§ **PETUNJUK LATIHAN**: Menurut kutipan tentang Peker, siapa yang ia klaim memberitahunya langsung bahwa kasusnya sedang "diurus" oleh pihak berwenang?

§ **KUTIPAN PILIHAN**:
· · · · ·

Peker, yang dinyatakan bersalah atas kegiatan kriminal terorganisir pada 2007, telah menuduh orang dekat Erdogan melakukan pemerkosaan, terlibat dalam perdagangan narkoba, pembunuhan, serta tindakan terlarang lainnya.
Ia juga mengaku dilindungi dari penganiayaan oleh pemerintah Turki selama beberapa tahun terakhir. Dia bahkan mengklaim dapat pengawalan polisi yang menjamin keselamatannya.
Sang Godfather, mengklaim mendengar langsung dari Menteri Dalam Negeri Turki Suleyman Soylu, bahwa kasusnya tengah "diurus" oleh pihak berwenang.
Dia pun dijanjikan mendapat kesempatan melarikan diri dari Turki dan terhindar dari penuntutan.
Pernyataan tersebut menjadi tuduhan yang telah membuat sang menteri di bawah tekanan berat. Apalagi, pemerintah sejauh ini menolak untuk menyelidiki klaim Peker.
Fikri Saglar, politikus senior CHP, partai oposisi utama Turki, menuturkan bahwa perselingkuhan Peker dengan pemerintah adalah bagian dari masalah yang jauh lebih besar.

· · · · ·

Catatan
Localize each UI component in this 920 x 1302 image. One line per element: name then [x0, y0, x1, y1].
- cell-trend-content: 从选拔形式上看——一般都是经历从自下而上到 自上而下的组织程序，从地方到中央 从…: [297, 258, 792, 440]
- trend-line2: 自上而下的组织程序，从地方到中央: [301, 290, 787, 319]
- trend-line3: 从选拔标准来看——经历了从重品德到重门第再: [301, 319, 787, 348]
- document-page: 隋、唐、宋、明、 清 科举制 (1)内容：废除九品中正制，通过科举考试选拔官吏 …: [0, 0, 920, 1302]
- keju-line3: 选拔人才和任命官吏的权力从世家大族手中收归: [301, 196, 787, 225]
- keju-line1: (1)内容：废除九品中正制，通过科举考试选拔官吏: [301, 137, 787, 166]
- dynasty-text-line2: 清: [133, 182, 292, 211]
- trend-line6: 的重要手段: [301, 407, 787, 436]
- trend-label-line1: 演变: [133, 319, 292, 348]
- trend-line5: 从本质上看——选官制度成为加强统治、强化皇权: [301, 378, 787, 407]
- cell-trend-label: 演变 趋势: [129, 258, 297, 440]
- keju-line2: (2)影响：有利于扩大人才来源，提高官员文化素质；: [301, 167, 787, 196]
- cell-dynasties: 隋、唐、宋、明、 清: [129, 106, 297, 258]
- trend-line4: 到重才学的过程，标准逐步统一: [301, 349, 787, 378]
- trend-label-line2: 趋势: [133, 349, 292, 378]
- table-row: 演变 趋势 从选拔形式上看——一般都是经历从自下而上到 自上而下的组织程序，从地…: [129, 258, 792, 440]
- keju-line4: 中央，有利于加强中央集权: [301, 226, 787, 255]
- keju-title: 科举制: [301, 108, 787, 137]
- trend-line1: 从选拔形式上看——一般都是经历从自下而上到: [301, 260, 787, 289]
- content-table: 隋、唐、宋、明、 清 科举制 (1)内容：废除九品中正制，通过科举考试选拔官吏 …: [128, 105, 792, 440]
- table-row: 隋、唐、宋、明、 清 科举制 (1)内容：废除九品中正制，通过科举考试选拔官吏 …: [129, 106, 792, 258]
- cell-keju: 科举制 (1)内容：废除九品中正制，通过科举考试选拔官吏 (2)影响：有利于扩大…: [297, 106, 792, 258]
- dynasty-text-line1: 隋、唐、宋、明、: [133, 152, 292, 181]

· · · · ·

§ **HASIL TUGAS INI**: Menteri Dalam Negeri Turki Suleyman Soylu.